** BEGIN Input data **

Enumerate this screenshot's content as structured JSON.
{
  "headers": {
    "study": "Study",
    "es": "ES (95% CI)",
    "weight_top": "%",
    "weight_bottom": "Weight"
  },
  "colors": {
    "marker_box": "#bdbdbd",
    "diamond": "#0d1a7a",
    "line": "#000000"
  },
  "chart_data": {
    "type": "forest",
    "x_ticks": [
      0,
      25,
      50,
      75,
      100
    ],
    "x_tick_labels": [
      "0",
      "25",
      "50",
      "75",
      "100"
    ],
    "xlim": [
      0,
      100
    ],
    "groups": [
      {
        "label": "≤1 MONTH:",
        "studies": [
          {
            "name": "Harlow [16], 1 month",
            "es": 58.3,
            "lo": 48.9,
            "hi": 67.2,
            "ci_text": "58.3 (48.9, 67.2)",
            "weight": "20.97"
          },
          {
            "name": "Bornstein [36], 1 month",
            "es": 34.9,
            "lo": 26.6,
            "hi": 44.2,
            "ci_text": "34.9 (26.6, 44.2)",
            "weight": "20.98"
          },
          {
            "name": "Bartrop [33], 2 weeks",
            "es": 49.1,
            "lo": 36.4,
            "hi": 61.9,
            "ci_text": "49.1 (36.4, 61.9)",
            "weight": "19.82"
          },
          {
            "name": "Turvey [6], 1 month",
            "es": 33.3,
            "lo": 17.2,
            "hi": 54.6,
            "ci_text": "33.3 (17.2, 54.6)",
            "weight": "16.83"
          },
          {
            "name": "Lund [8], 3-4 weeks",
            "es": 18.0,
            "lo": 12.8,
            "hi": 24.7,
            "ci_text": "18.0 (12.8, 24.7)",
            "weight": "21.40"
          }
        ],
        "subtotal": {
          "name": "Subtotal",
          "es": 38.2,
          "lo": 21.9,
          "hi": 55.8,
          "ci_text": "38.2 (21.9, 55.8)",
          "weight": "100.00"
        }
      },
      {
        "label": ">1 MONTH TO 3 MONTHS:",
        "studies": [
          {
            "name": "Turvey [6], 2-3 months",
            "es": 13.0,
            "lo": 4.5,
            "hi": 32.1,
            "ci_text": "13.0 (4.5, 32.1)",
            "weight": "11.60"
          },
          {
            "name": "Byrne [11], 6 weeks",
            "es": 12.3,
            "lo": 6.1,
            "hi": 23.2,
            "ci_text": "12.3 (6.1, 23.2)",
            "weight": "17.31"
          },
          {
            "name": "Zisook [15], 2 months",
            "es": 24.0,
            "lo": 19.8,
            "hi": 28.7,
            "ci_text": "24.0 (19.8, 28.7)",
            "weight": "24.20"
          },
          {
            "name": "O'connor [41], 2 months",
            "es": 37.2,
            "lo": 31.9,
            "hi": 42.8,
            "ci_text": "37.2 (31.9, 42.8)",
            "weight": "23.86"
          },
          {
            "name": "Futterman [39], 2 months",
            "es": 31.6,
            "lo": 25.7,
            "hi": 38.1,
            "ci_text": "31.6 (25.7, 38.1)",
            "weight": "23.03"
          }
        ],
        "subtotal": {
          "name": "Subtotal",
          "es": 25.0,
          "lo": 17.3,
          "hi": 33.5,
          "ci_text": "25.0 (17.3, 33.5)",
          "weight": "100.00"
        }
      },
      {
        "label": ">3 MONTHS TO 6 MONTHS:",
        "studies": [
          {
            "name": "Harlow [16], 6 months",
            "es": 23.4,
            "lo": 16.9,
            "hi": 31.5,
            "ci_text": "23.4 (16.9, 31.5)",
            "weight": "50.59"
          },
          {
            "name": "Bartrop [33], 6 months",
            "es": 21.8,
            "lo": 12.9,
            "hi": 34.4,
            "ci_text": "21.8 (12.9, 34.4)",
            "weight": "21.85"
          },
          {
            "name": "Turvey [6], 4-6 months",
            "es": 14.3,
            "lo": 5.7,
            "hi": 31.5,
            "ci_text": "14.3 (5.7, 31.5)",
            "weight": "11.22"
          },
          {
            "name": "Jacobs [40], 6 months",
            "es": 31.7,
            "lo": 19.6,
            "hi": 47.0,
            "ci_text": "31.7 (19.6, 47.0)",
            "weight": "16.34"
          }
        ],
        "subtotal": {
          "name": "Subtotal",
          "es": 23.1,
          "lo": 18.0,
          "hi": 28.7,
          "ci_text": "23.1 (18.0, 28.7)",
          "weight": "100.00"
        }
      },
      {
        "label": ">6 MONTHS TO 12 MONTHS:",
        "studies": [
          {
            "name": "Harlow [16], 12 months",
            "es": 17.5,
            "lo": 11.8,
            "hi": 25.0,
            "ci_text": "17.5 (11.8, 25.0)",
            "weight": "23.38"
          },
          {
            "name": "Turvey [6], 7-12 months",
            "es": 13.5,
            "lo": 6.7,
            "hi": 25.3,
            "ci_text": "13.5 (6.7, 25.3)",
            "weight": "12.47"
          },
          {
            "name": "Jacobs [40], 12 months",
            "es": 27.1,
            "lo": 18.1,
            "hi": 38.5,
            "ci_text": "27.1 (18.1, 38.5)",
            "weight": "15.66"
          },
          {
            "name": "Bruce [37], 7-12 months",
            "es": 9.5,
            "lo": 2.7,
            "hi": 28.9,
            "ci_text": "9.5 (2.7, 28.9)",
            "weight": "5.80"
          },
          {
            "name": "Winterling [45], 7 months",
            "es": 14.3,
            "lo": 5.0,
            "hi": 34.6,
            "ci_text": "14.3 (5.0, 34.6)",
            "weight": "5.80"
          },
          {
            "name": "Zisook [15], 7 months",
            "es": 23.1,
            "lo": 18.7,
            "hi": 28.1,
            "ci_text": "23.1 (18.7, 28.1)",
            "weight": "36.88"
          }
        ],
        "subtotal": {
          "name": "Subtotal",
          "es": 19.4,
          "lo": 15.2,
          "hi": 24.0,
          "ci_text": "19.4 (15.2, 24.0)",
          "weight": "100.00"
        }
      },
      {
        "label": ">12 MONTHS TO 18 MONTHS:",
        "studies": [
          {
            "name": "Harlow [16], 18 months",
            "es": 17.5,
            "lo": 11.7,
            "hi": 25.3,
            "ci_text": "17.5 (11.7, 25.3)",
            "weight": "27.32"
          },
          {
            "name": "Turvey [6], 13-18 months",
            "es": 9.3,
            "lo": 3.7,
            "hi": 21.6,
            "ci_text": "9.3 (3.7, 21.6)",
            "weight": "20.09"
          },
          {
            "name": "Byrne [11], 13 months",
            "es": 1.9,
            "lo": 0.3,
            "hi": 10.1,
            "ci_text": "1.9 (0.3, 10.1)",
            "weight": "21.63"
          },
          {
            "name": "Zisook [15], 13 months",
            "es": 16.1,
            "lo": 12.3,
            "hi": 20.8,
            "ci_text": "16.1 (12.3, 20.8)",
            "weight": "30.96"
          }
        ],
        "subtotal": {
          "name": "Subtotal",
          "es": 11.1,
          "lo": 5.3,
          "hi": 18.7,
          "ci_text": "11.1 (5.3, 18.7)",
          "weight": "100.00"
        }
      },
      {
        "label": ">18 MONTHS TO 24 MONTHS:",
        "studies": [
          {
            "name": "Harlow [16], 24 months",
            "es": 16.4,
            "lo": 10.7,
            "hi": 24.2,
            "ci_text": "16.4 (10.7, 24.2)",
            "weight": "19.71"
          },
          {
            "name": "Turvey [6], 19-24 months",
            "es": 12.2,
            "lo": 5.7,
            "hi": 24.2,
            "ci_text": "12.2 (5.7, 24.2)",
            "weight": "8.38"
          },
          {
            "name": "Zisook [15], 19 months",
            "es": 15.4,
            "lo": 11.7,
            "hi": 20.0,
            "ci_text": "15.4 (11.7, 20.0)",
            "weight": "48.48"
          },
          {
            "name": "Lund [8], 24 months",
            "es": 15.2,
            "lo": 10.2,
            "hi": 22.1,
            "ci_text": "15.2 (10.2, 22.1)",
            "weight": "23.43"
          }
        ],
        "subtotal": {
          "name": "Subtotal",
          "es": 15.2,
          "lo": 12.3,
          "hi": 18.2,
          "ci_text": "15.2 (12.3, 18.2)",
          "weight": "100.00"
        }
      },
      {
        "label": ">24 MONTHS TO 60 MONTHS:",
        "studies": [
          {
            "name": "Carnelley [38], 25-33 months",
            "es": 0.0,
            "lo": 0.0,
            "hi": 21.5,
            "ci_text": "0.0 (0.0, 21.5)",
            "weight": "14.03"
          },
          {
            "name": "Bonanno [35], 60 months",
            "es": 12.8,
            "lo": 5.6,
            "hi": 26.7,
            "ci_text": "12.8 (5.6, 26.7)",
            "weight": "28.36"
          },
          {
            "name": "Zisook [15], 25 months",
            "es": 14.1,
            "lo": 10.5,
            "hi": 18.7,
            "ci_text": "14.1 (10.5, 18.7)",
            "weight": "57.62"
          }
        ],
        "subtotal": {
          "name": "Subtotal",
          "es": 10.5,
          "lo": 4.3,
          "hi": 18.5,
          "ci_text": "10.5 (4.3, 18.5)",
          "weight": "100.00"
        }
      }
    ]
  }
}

** END Input data **

The task ▸ Where a line holds the string "Lund", copy that line.

Complete response ▸
            "name": "Lund [8], 3-4 weeks",
            "name": "Lund [8], 24 months",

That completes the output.